───── ENTRIES ─────

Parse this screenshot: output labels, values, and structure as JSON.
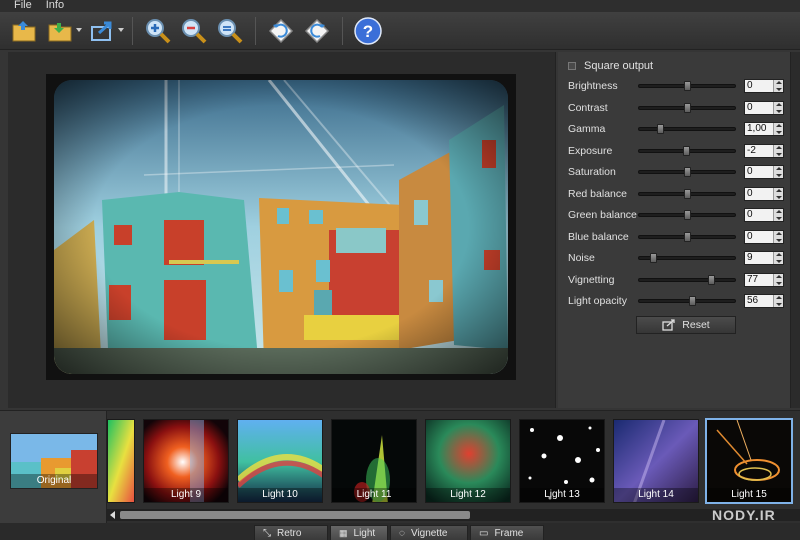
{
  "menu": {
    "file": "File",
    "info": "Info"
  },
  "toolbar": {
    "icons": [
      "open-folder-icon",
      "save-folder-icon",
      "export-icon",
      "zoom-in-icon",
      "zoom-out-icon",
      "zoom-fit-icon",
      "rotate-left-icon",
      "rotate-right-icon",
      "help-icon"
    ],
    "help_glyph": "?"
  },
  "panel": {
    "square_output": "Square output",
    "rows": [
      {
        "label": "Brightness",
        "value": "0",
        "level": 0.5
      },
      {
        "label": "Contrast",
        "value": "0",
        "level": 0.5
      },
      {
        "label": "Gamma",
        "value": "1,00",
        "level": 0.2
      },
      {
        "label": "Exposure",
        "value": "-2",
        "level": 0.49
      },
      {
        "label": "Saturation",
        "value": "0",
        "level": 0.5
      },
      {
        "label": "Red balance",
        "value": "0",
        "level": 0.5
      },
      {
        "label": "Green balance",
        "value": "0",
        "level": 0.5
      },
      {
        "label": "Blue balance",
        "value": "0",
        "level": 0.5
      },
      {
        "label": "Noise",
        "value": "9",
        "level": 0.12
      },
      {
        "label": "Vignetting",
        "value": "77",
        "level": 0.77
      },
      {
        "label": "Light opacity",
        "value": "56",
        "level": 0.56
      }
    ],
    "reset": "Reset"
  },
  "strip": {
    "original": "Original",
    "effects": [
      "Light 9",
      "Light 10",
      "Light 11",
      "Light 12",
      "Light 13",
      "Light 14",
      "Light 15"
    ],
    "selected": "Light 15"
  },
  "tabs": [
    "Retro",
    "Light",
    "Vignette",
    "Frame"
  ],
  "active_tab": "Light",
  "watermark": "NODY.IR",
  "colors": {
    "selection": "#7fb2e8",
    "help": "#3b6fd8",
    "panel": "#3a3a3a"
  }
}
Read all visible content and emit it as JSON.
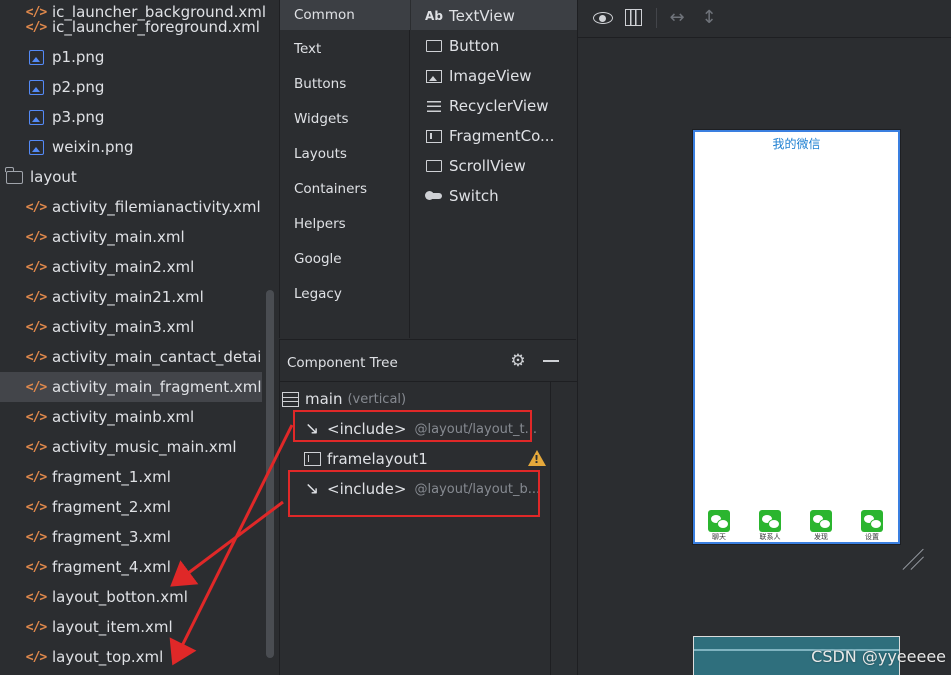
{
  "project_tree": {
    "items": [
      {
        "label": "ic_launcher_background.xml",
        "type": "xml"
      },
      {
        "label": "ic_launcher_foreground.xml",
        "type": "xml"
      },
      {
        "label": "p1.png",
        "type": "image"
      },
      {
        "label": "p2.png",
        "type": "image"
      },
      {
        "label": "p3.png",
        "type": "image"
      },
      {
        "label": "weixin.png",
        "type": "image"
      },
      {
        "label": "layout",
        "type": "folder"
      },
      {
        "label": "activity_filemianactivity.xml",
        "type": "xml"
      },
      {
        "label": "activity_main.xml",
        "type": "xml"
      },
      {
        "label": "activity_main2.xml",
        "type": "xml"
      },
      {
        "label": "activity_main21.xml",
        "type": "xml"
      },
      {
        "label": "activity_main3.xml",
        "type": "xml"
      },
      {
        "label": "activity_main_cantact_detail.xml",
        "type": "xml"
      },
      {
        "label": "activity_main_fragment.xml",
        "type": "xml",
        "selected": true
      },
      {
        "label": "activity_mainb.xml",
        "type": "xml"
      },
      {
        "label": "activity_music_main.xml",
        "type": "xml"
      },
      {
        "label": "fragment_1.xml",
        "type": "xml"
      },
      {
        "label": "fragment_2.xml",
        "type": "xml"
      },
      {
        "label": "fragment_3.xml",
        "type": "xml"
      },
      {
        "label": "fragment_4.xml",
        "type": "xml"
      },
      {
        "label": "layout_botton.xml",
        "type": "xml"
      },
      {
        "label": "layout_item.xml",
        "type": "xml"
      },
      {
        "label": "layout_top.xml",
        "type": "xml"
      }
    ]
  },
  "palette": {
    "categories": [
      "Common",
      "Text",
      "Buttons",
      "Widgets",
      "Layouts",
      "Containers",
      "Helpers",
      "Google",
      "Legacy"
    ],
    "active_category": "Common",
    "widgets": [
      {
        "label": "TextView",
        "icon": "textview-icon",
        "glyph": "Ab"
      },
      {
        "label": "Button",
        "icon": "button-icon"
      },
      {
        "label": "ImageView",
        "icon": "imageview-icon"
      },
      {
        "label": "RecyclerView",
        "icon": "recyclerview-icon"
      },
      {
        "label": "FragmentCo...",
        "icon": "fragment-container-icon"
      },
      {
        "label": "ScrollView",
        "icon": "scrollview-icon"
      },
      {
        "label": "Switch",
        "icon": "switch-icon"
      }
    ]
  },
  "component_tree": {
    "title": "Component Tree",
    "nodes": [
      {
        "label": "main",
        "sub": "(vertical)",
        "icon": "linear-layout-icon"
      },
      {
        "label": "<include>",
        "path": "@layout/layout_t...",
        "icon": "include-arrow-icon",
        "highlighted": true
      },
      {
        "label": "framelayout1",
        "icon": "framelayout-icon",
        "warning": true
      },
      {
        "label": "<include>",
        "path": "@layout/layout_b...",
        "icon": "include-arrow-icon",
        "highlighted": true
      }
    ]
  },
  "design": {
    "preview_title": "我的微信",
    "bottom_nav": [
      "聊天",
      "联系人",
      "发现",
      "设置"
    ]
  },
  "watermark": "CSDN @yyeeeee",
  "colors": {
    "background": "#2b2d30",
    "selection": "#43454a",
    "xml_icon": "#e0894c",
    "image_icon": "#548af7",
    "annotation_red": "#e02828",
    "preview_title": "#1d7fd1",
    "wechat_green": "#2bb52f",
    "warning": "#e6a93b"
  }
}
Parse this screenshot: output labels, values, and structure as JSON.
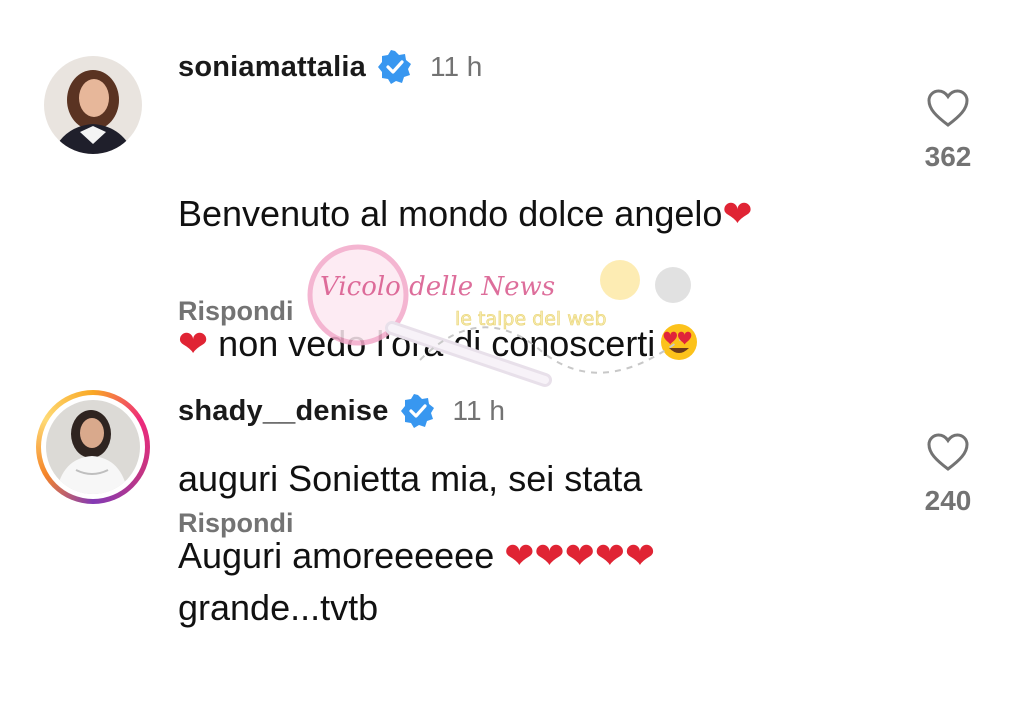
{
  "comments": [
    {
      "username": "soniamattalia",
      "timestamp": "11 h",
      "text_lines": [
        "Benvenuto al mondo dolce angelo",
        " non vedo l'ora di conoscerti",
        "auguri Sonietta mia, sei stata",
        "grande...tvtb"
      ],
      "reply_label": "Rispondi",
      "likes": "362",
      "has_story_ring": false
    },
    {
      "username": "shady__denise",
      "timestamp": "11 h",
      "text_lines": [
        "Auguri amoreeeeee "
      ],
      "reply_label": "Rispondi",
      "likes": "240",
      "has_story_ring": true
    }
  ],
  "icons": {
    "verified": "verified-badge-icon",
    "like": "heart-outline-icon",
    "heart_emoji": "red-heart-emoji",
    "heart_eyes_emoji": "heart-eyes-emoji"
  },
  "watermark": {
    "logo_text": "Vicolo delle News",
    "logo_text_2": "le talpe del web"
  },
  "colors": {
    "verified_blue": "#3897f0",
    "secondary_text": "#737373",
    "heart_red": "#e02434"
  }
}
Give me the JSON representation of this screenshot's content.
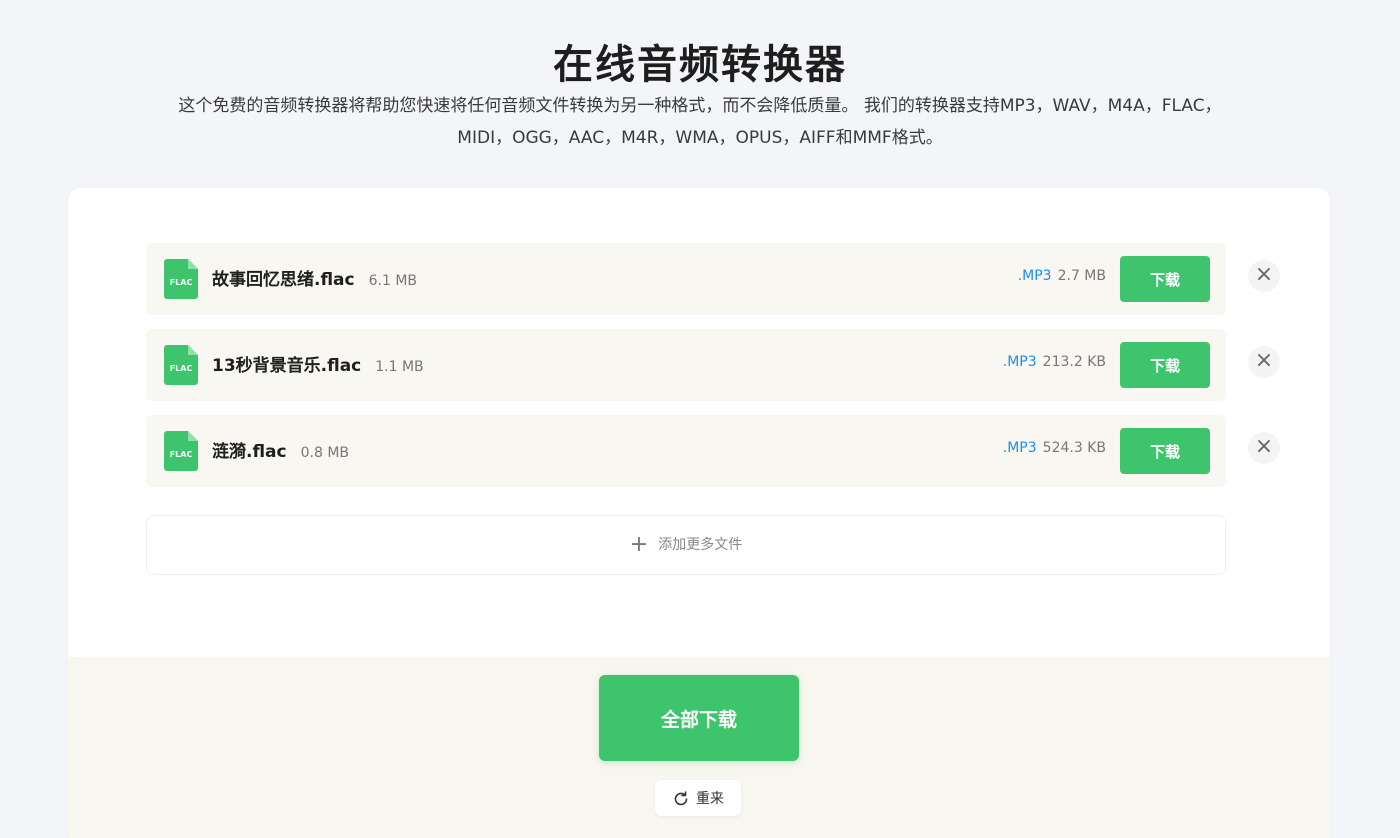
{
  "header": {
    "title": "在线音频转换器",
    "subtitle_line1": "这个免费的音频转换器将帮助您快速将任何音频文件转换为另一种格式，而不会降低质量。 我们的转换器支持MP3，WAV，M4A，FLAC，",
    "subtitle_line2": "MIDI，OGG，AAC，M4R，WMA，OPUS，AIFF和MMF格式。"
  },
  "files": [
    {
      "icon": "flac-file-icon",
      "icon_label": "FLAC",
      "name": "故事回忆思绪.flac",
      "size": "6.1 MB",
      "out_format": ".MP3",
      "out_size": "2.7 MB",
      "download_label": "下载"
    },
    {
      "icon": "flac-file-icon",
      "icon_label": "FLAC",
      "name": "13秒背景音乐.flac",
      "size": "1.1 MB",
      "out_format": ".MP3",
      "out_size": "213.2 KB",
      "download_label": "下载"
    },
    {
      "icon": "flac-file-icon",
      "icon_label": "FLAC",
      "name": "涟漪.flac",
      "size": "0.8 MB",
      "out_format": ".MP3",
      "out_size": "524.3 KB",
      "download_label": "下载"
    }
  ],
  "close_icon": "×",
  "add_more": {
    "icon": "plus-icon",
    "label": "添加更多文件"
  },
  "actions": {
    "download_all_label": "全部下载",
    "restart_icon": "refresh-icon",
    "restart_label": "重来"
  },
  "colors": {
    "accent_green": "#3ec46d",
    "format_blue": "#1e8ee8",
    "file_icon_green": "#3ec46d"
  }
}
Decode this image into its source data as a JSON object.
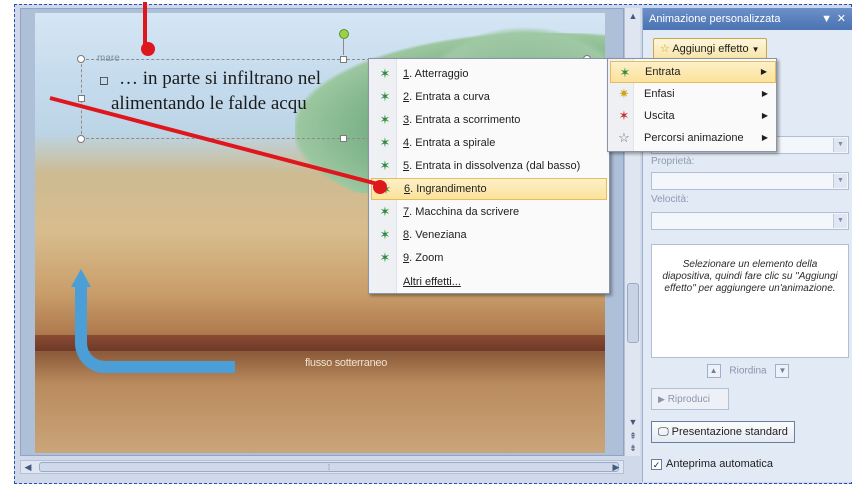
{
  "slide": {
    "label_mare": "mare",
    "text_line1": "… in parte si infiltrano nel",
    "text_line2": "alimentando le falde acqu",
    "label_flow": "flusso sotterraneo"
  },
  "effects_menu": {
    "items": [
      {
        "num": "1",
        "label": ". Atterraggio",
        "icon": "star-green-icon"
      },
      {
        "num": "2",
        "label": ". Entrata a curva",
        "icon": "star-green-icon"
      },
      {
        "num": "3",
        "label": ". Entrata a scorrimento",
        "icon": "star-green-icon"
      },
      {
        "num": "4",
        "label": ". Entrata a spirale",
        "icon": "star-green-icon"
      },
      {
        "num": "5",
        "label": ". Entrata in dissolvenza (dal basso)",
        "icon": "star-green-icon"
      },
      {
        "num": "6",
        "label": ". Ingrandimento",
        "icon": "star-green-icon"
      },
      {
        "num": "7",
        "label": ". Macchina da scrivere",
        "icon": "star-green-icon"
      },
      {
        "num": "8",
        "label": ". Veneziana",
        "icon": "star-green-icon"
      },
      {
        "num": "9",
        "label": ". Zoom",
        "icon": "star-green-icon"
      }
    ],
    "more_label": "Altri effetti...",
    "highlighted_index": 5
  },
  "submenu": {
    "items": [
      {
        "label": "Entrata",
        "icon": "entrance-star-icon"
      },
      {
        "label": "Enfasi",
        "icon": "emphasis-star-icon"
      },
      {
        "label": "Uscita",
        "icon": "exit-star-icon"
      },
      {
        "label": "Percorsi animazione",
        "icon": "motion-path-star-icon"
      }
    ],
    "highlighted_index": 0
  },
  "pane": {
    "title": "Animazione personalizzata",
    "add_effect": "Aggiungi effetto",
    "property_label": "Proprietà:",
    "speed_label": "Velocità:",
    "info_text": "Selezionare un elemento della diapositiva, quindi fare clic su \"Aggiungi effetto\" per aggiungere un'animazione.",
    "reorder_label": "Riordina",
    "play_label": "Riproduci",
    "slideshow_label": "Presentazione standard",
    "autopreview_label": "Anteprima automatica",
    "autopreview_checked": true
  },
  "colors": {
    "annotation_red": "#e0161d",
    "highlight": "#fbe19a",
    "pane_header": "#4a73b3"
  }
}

─────

■ **WHAT TO WORK ON**
Take the line containing "Decode this image" through the last line of the material and retype exactly those lines, both ends included, with no pictures.

■ **TASK RESPONSE**
Decode this image into its source data as a JSON object.
{
  "slide": {
    "label_mare": "mare",
    "text_line1": "… in parte si infiltrano nel",
    "text_line2": "alimentando le falde acqu",
    "label_flow": "flusso sotterraneo"
  },
  "effects_menu": {
    "items": [
      {
        "num": "1",
        "label": ". Atterraggio",
        "icon": "star-green-icon"
      },
      {
        "num": "2",
        "label": ". Entrata a curva",
        "icon": "star-green-icon"
      },
      {
        "num": "3",
        "label": ". Entrata a scorrimento",
        "icon": "star-green-icon"
      },
      {
        "num": "4",
        "label": ". Entrata a spirale",
        "icon": "star-green-icon"
      },
      {
        "num": "5",
        "label": ". Entrata in dissolvenza (dal basso)",
        "icon": "star-green-icon"
      },
      {
        "num": "6",
        "label": ". Ingrandimento",
        "icon": "star-green-icon"
      },
      {
        "num": "7",
        "label": ". Macchina da scrivere",
        "icon": "star-green-icon"
      },
      {
        "num": "8",
        "label": ". Veneziana",
        "icon": "star-green-icon"
      },
      {
        "num": "9",
        "label": ". Zoom",
        "icon": "star-green-icon"
      }
    ],
    "more_label": "Altri effetti...",
    "highlighted_index": 5
  },
  "submenu": {
    "items": [
      {
        "label": "Entrata",
        "icon": "entrance-star-icon"
      },
      {
        "label": "Enfasi",
        "icon": "emphasis-star-icon"
      },
      {
        "label": "Uscita",
        "icon": "exit-star-icon"
      },
      {
        "label": "Percorsi animazione",
        "icon": "motion-path-star-icon"
      }
    ],
    "highlighted_index": 0
  },
  "pane": {
    "title": "Animazione personalizzata",
    "add_effect": "Aggiungi effetto",
    "property_label": "Proprietà:",
    "speed_label": "Velocità:",
    "info_text": "Selezionare un elemento della diapositiva, quindi fare clic su \"Aggiungi effetto\" per aggiungere un'animazione.",
    "reorder_label": "Riordina",
    "play_label": "Riproduci",
    "slideshow_label": "Presentazione standard",
    "autopreview_label": "Anteprima automatica",
    "autopreview_checked": true
  },
  "colors": {
    "annotation_red": "#e0161d",
    "highlight": "#fbe19a",
    "pane_header": "#4a73b3"
  }
}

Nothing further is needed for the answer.